» **PAGE EXCERPT**:
___
François Diderrich: In 1999. A friend told me about Rosa’s General Assembly in Bettendorf. There were around twenty people. I was 39, and I remember being genuinely surprised that such an organization even existed in Luxembourg.
What motivated you to get involved?
A mix of community and politics. Luxembourg can feel very small when you’re looking for people who share your values. And politically, the inequality was obvious: we couldn’t marry, and even financially same-sex couples were disadvantaged. That sense of injustice had been with me for a long time.
You took on responsibility very quickly.
Rosa needed people. The treasurer position was vacant, so I stepped in. It was practical, largely invisible work — bookkeeping, handling cash at events, membership fees — but it kept the organization running.
How did that lead to the presidency?
I became secretary in 2000 and 2001, dealing with correspondence, subsidy applications, and press texts. Then, in 2002, Patrick Weber left rather suddenly. We were in the middle of setting up CIGALE, and there were no candidates. We couldn’t afford a leadership vacuum. I accepted out of a sense of responsibility, not ambition.
What defined your presidency politically?
Two milestones above all. First, civil partnership, which came into force in 2004. Then marriage equality, with the draft law emerging in 2010 and its adoption following in 2014. Everything we did revolved around those goals — public discussions, roundtables, press work, sustained visibility.
How receptive were media and political actors at the time?
We had access to media like RTL and 100,7, sometimes Radio ARA. Politically, the Greens were the most open, followed by the Socialists. The CSV was slower, but not monolithic — there were individuals who were genuinely receptive.
Rosa was rarely confrontational during your tenure. Was that deliberate?
Yes. I tend toward consensus. Some activists wanted stronger tactics, and we did experiment — for example with street petitions — but our instinct was to convince rather than provoke. That approach also reflected Luxembourg’s political culture at the time.
Do you have any regrets about that strategy?
No major ones. Different moments call for different methods. At that point, persuasion felt more effective than escalation.
What was the most demanding period for you personally?
The late 2000s, when trans issues became more central. Early Rosa focused mainly on sexual orientation. Gender identity wasn’t yet fully integrated. We were never hostile, but it required new language, new frameworks, and more time than a volunteer structure could realistically provide.
How did you view the later creation of ITGL?
As necessary. Trans advocacy is complex and deserves its own dedicated structure. Unity matters — but it also has to be realistic. We were stretched thin.
CIGALE was created during your presidency. Why was it needed?
Because people were already coming to Rosa with concrete personal problems — legal questions, family situations, mental health concerns. CIGALE emerged around 2002–2003 to provide structured support: one-to-one counselling, group work, education. At first, Rosa even carried the legal responsibility.
Rosa didn’t have its own premises for a long time.
___
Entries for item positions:
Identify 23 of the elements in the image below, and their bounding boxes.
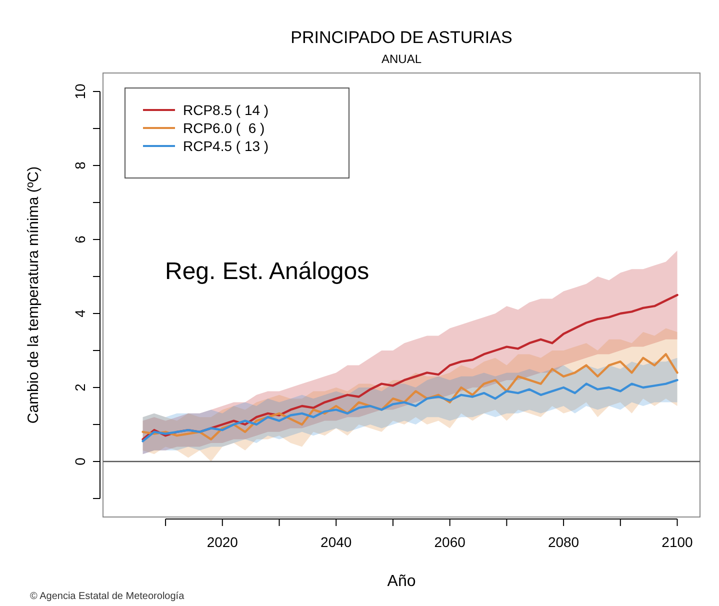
y-tick-label: 2 (72, 383, 88, 392)
y-tick-label: 10 (72, 84, 88, 100)
x-tick-label: 2080 (548, 534, 580, 550)
x-tick-label: 2060 (434, 534, 466, 550)
x-tick-label: 2040 (320, 534, 352, 550)
y-tick-label: 8 (72, 161, 88, 170)
x-axis-title: Año (387, 573, 416, 590)
legend-label: RCP6.0 ( 6 ) (183, 120, 265, 136)
legend-label: RCP4.5 ( 13 ) (183, 138, 269, 154)
y-tick-label: 6 (72, 235, 88, 244)
line-series (142, 294, 678, 440)
x-tick-label: 2020 (206, 534, 238, 550)
line-series (142, 379, 678, 442)
y-axis-title: Cambio de la temperatura mínima (ºC) (25, 166, 42, 424)
text: © Agencia Estatal de Meteorología (30, 591, 185, 602)
annotation: Reg. Est. Análogos (165, 258, 370, 285)
legend-label: RCP8.5 ( 14 ) (183, 102, 269, 118)
y-tick-label: 4 (72, 309, 88, 318)
chart-subtitle: ANUAL (381, 52, 422, 66)
y-tick-label: 0 (72, 457, 88, 466)
x-tick-label: 2100 (662, 534, 694, 550)
chart-title: PRINCIPADO DE ASTURIAS (290, 28, 512, 47)
line-series (142, 353, 678, 440)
___
» **WHAT IS EXPECTED**: Condense the interview paragraph beginning "I became secretary in 2000 and 2001" into a short bulleted list that keeps its main facts.

» **SOLUTION TO THIS TASK**:
- I was secretary in 2000 and 2001, handling correspondence, subsidy applications, and press texts.
- In 2002, Patrick Weber left rather suddenly while CIGALE was being set up, and there were no candidates.
- Rosa couldn't afford a leadership vacuum, so I accepted out of responsibility, not ambition.